[Records]
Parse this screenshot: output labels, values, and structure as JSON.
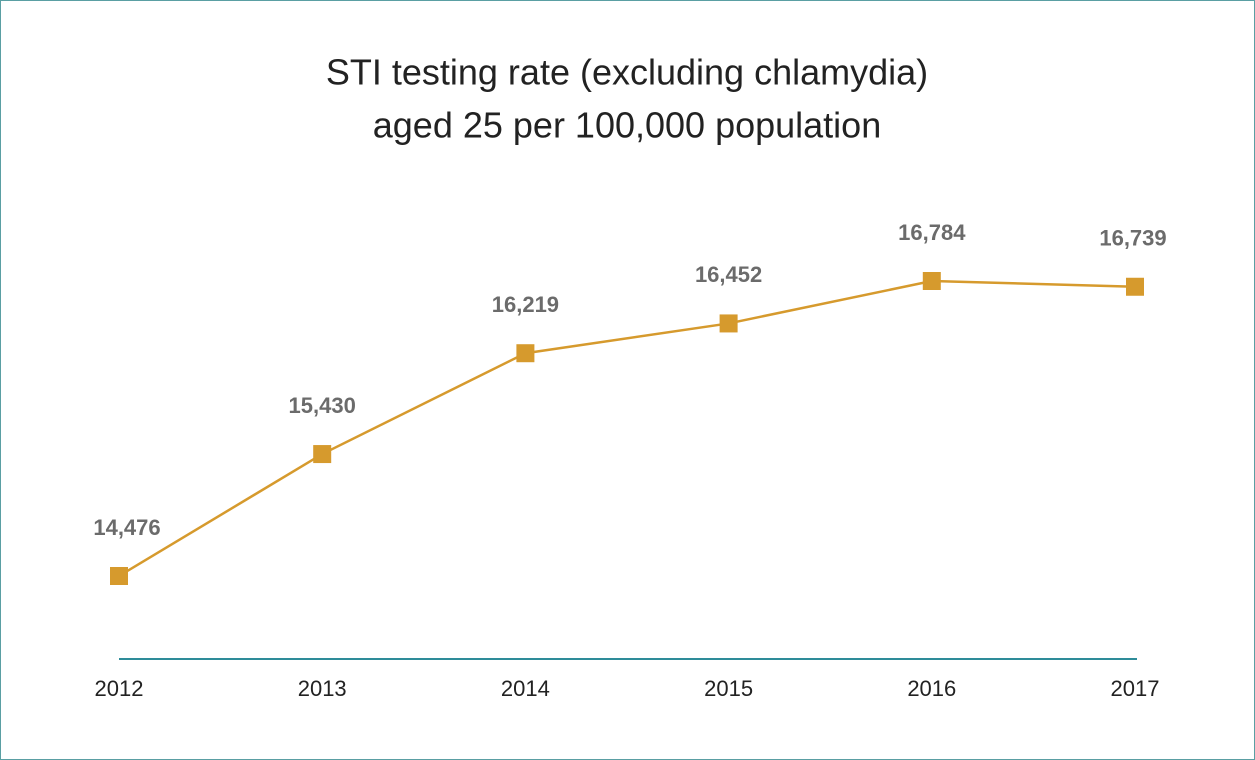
{
  "chart_data": {
    "type": "line",
    "title": [
      "STI testing rate (excluding chlamydia)",
      "aged 25 per 100,000 population"
    ],
    "categories": [
      "2012",
      "2013",
      "2014",
      "2015",
      "2016",
      "2017"
    ],
    "values": [
      14476,
      15430,
      16219,
      16452,
      16784,
      16739
    ],
    "value_labels": [
      "14,476",
      "15,430",
      "16,219",
      "16,452",
      "16,784",
      "16,739"
    ],
    "color": "#d69a2d"
  }
}
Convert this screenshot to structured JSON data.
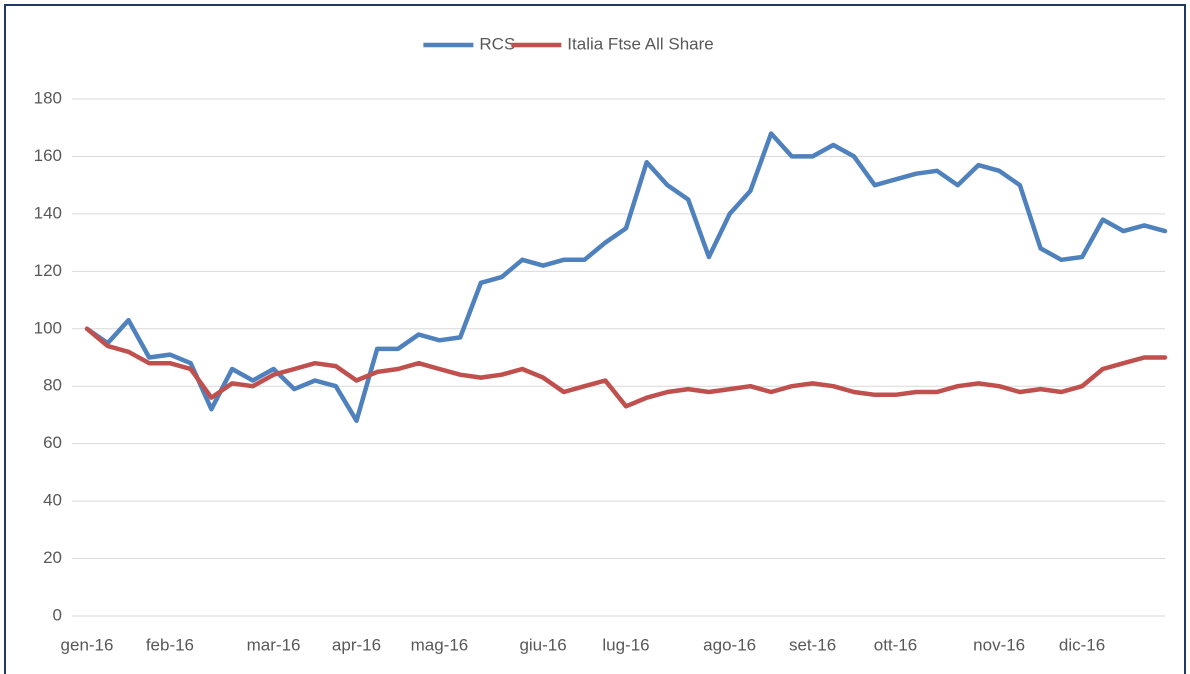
{
  "chart_data": {
    "type": "line",
    "categories": [
      "gen-16",
      null,
      null,
      null,
      "feb-16",
      null,
      null,
      null,
      null,
      "mar-16",
      null,
      null,
      null,
      "apr-16",
      null,
      null,
      null,
      "mag-16",
      null,
      null,
      null,
      null,
      "giu-16",
      null,
      null,
      null,
      "lug-16",
      null,
      null,
      null,
      null,
      "ago-16",
      null,
      null,
      null,
      "set-16",
      null,
      null,
      null,
      "ott-16",
      null,
      null,
      null,
      null,
      "nov-16",
      null,
      null,
      null,
      "dic-16",
      null,
      null,
      null,
      null
    ],
    "series": [
      {
        "name": "RCS",
        "color": "#4f81bd",
        "values": [
          100,
          95,
          103,
          90,
          91,
          88,
          72,
          86,
          82,
          86,
          79,
          82,
          80,
          68,
          93,
          93,
          98,
          96,
          97,
          116,
          118,
          124,
          122,
          124,
          124,
          130,
          135,
          158,
          150,
          145,
          125,
          140,
          148,
          168,
          160,
          160,
          164,
          160,
          150,
          152,
          154,
          155,
          150,
          157,
          155,
          150,
          128,
          124,
          125,
          138,
          134,
          136,
          134
        ]
      },
      {
        "name": "Italia Ftse All Share",
        "color": "#c0504d",
        "values": [
          100,
          94,
          92,
          88,
          88,
          86,
          76,
          81,
          80,
          84,
          86,
          88,
          87,
          82,
          85,
          86,
          88,
          86,
          84,
          83,
          84,
          86,
          83,
          78,
          80,
          82,
          73,
          76,
          78,
          79,
          78,
          79,
          80,
          78,
          80,
          81,
          80,
          78,
          77,
          77,
          78,
          78,
          80,
          81,
          80,
          78,
          79,
          78,
          80,
          86,
          88,
          90,
          90
        ]
      }
    ],
    "ylim": [
      0,
      180
    ],
    "yticks": [
      0,
      20,
      40,
      60,
      80,
      100,
      120,
      140,
      160,
      180
    ],
    "grid": true,
    "legend": "top"
  }
}
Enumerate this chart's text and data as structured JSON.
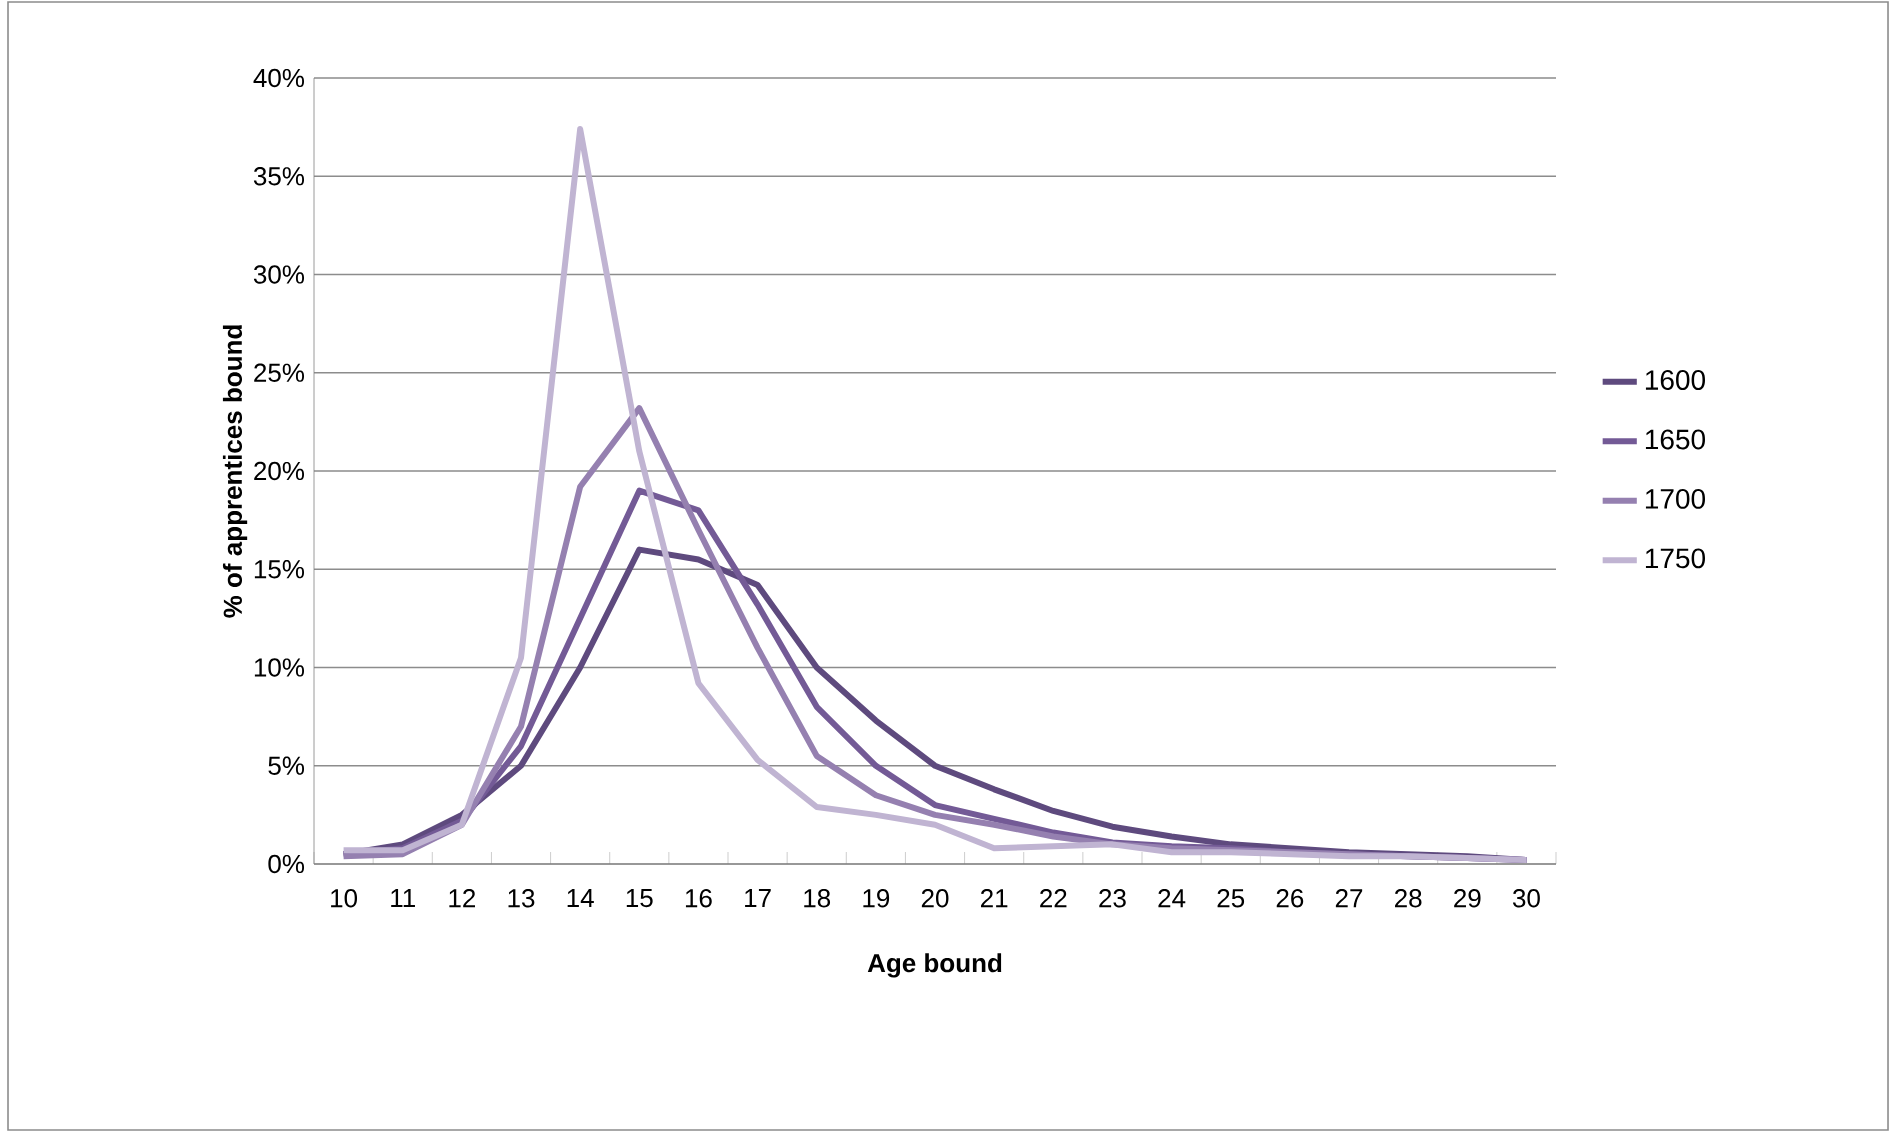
{
  "chart_data": {
    "type": "line",
    "xlabel": "Age bound",
    "ylabel": "% of apprentices bound",
    "categories": [
      "10",
      "11",
      "12",
      "13",
      "14",
      "15",
      "16",
      "17",
      "18",
      "19",
      "20",
      "21",
      "22",
      "23",
      "24",
      "25",
      "26",
      "27",
      "28",
      "29",
      "30"
    ],
    "series": [
      {
        "name": "1600",
        "color": "#5e4a7e",
        "values": [
          0.5,
          1,
          2.5,
          5,
          10,
          16,
          15.5,
          14.2,
          10,
          7.3,
          5,
          3.8,
          2.7,
          1.9,
          1.4,
          1.0,
          0.8,
          0.6,
          0.5,
          0.4,
          0.2
        ]
      },
      {
        "name": "1650",
        "color": "#735a96",
        "values": [
          0.5,
          0.8,
          2.2,
          6,
          12.5,
          19,
          18,
          13.2,
          8,
          5,
          3,
          2.3,
          1.6,
          1.1,
          0.9,
          0.8,
          0.6,
          0.5,
          0.4,
          0.3,
          0.2
        ]
      },
      {
        "name": "1700",
        "color": "#9580b0",
        "values": [
          0.4,
          0.5,
          2.0,
          7,
          19.2,
          23.2,
          17,
          11,
          5.5,
          3.5,
          2.5,
          2.0,
          1.4,
          1.0,
          0.8,
          0.7,
          0.6,
          0.5,
          0.4,
          0.3,
          0.2
        ]
      },
      {
        "name": "1750",
        "color": "#c0b4d2",
        "values": [
          0.7,
          0.7,
          2.0,
          10.5,
          37.4,
          21,
          9.2,
          5.3,
          2.9,
          2.5,
          2.0,
          0.8,
          0.9,
          1.0,
          0.6,
          0.6,
          0.5,
          0.4,
          0.4,
          0.3,
          0.2
        ]
      }
    ],
    "ylim": [
      0,
      40
    ],
    "yticks": [
      {
        "value": 0,
        "label": "0%"
      },
      {
        "value": 5,
        "label": "5%"
      },
      {
        "value": 10,
        "label": "10%"
      },
      {
        "value": 15,
        "label": "15%"
      },
      {
        "value": 20,
        "label": "20%"
      },
      {
        "value": 25,
        "label": "25%"
      },
      {
        "value": 30,
        "label": "30%"
      },
      {
        "value": 35,
        "label": "35%"
      },
      {
        "value": 40,
        "label": "40%"
      }
    ],
    "grid": "y",
    "legend": "right",
    "marker": "none",
    "line_style": "solid"
  }
}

## Aim
Locate the word "JSON" in the records above, and return each line that has it.

## Task output
Parse this screenshot: output labels, values, and structure as JSON.
Convert this screenshot to structured JSON data.
Enumerate this chart's text and data as structured JSON.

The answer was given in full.